<<<<
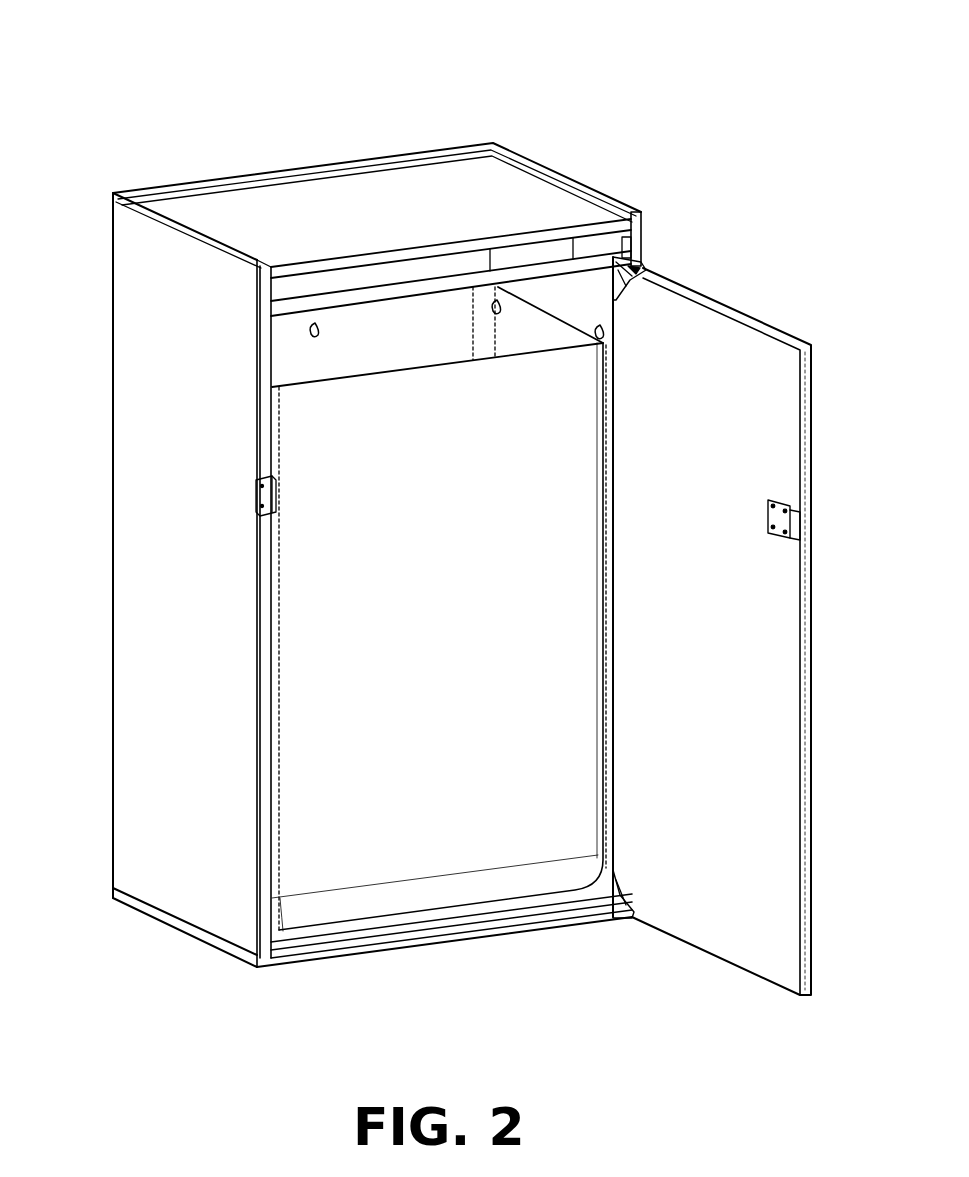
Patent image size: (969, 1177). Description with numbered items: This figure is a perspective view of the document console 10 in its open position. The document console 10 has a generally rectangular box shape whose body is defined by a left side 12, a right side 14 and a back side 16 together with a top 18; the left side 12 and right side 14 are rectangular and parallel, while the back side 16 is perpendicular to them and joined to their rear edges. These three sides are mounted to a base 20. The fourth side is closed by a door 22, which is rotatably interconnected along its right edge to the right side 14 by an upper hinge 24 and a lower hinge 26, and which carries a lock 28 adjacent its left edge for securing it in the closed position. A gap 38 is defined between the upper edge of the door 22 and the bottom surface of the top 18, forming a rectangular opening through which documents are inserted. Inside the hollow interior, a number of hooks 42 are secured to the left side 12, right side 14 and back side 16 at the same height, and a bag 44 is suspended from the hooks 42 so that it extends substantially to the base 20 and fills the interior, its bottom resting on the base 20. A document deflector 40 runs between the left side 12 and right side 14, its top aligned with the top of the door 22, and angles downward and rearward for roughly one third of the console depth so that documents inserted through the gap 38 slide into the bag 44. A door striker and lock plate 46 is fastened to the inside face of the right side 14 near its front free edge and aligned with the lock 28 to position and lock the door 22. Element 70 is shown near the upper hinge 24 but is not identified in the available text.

The document console 10 is at (100, 80).
The left side 12 is at (135, 284).
The right side 14 is at (644, 234).
The back side 16 is at (246, 178).
The top 18 is at (384, 200).
The base 20 is at (370, 950).
The door 22 is at (731, 378).
The upper hinge 24 is at (648, 268).
The lower hinge 26 is at (618, 905).
The lock 28 is at (780, 503).
The gap 38 is at (296, 285).
The document deflector 40 is at (296, 308).
The hooks 42 is at (310, 336).
The bag 44 is at (435, 808).
The door striker and lock plate 46 is at (266, 500).
The hinge block 70 is at (632, 248).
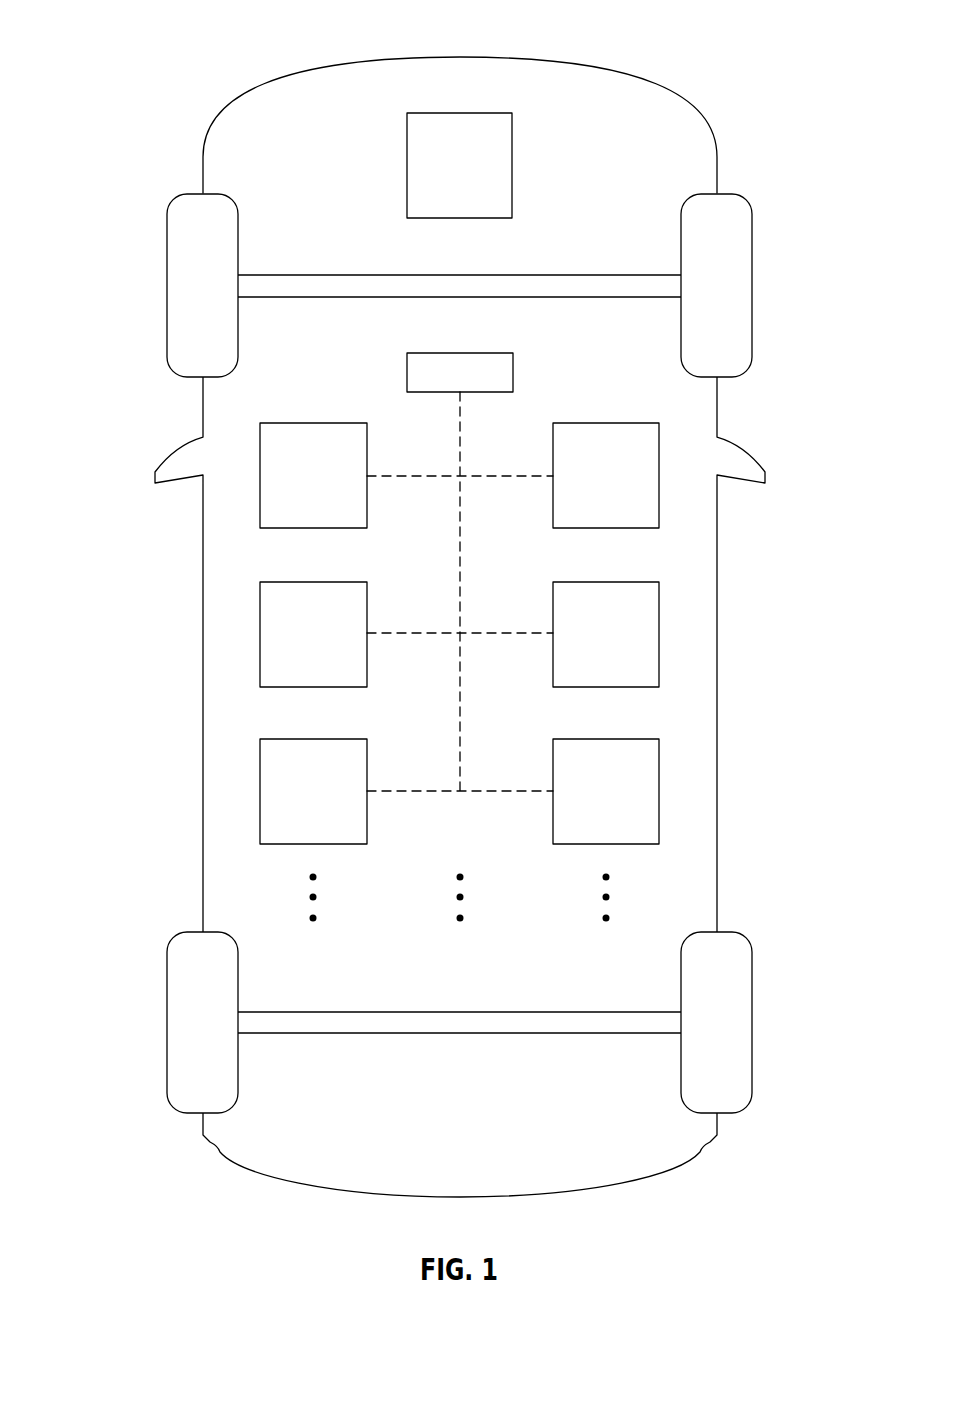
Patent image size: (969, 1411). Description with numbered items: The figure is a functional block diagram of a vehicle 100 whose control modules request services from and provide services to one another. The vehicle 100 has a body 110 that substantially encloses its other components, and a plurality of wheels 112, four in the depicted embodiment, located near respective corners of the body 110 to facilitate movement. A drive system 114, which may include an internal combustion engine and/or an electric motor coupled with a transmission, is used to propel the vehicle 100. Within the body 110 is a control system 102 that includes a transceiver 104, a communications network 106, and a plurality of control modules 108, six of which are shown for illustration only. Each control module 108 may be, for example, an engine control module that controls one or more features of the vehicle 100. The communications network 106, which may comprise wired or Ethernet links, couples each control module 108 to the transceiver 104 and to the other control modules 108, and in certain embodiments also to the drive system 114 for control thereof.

The vehicle 100 is at (180, 48).
The control system 102 is at (328, 340).
The transceiver 104 is at (459, 352).
The communications network 106 is at (461, 407).
The control module 108 is at (313, 422).
The body 110 is at (203, 663).
The wheel 112 is at (183, 287).
The drive system 114 is at (461, 113).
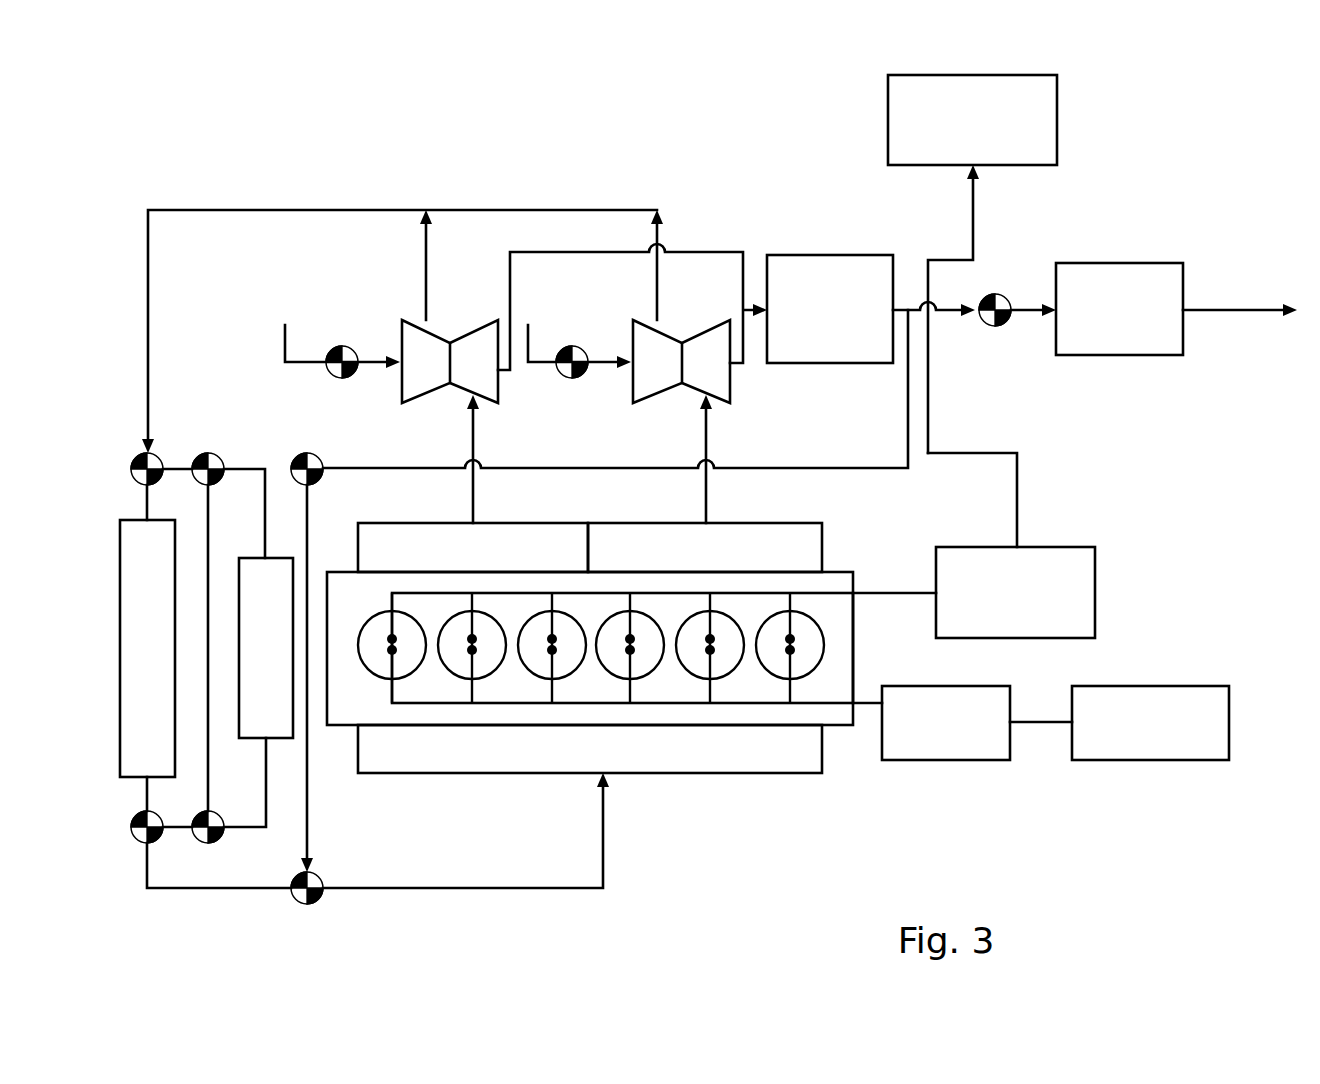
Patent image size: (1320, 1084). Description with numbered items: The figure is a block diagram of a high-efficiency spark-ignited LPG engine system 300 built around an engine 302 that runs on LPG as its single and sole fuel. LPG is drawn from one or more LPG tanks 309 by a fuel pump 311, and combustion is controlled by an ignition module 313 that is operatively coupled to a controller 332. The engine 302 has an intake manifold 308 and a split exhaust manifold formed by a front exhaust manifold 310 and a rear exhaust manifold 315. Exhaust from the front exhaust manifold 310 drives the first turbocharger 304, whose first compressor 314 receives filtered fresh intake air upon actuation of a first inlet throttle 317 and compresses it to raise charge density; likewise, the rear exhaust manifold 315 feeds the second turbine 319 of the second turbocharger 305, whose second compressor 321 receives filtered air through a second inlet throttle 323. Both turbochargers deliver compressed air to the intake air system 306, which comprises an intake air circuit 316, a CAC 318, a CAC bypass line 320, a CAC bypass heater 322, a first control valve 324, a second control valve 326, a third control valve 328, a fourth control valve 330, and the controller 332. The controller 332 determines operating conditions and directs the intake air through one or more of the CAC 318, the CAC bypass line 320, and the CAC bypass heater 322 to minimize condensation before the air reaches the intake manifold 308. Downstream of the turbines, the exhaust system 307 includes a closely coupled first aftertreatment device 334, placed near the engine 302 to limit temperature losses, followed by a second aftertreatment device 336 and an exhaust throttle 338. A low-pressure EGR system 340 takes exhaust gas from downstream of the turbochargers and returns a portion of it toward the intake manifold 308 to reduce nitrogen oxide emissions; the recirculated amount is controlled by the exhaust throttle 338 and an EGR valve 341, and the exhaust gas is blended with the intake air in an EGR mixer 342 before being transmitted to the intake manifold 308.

The engine system 300 is at (1117, 124).
The engine 302 is at (855, 674).
The first turbocharger 304 is at (478, 356).
The second turbocharger 305 is at (710, 356).
The intake air system 306 is at (188, 180).
The exhaust system 307 is at (767, 229).
The intake manifold 308 is at (590, 749).
The LPG tank 309 is at (1119, 723).
The front exhaust manifold 310 is at (473, 547).
The fuel pump 311 is at (931, 723).
The ignition module 313 is at (974, 592).
The first compressor 314 is at (498, 403).
The rear exhaust manifold 315 is at (705, 547).
The intake air circuit 316 is at (402, 403).
The first inlet throttle 317 is at (320, 355).
The CAC 318 is at (147, 648).
The second turbine 319 is at (633, 403).
The CAC bypass line 320 is at (210, 541).
The second compressor 321 is at (730, 403).
The CAC bypass heater 322 is at (258, 648).
The second inlet throttle 323 is at (574, 354).
The first control valve 324 is at (150, 485).
The second control valve 326 is at (212, 453).
The third control valve 328 is at (132, 825).
The fourth control valve 330 is at (210, 842).
The controller 332 is at (972, 311).
The first aftertreatment device 334 is at (830, 309).
The second aftertreatment device 336 is at (1178, 309).
The exhaust throttle 338 is at (974, 352).
The EGR system 340 is at (875, 466).
The EGR valve 341 is at (306, 453).
The EGR mixer 342 is at (378, 711).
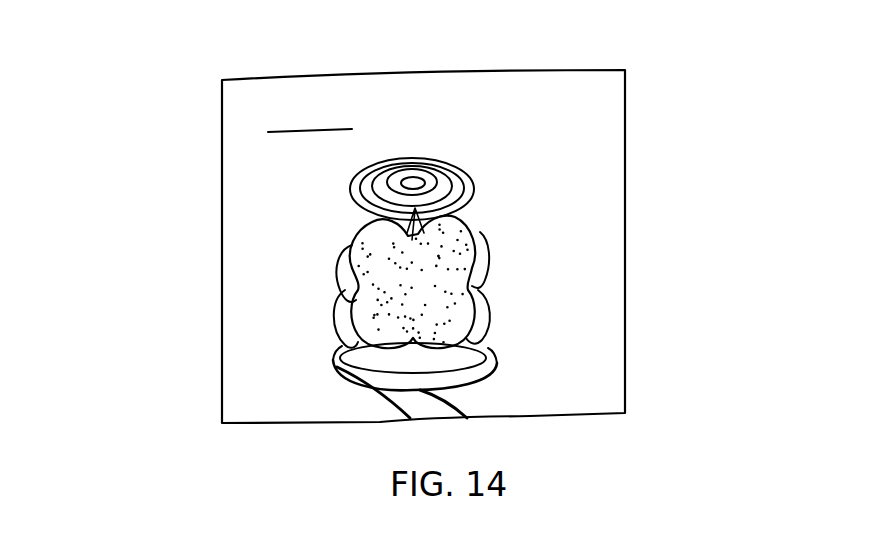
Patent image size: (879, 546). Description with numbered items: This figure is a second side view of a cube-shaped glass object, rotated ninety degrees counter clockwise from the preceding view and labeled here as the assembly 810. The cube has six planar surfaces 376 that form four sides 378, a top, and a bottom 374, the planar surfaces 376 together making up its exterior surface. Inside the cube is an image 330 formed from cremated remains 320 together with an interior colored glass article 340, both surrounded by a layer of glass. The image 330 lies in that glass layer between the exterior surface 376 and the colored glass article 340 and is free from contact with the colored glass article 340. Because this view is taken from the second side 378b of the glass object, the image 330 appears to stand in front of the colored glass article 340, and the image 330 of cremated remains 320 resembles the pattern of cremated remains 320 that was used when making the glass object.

The packaged article assembly 810 is at (663, 40).
The planar surface 376 is at (320, 74).
The side 378 is at (624, 201).
The second side 378b is at (310, 116).
The bottom 374 is at (218, 0).
The image 330 is at (482, 253).
The cremated remains 320 is at (463, 315).
The colored glass article 340 is at (497, 369).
>>>>
Exercise requirements:
Please rewrite everything in the listing from the line that contains "Patent image size: (879, 546)." down to the line that contains "The second side 378b is at (310, 116).", substituting "box-shaped" for "cube-shaped" and keeping all else the same.

Reply to the exercise:
Patent image size: (879, 546). Description with numbered items: This figure is a second side view of a box-shaped glass object, rotated ninety degrees counter clockwise from the preceding view and labeled here as the assembly 810. The cube has six planar surfaces 376 that form four sides 378, a top, and a bottom 374, the planar surfaces 376 together making up its exterior surface. Inside the cube is an image 330 formed from cremated remains 320 together with an interior colored glass article 340, both surrounded by a layer of glass. The image 330 lies in that glass layer between the exterior surface 376 and the colored glass article 340 and is free from contact with the colored glass article 340. Because this view is taken from the second side 378b of the glass object, the image 330 appears to stand in front of the colored glass article 340, and the image 330 of cremated remains 320 resembles the pattern of cremated remains 320 that was used when making the glass object.

The packaged article assembly 810 is at (663, 40).
The planar surface 376 is at (320, 74).
The side 378 is at (624, 201).
The second side 378b is at (310, 116).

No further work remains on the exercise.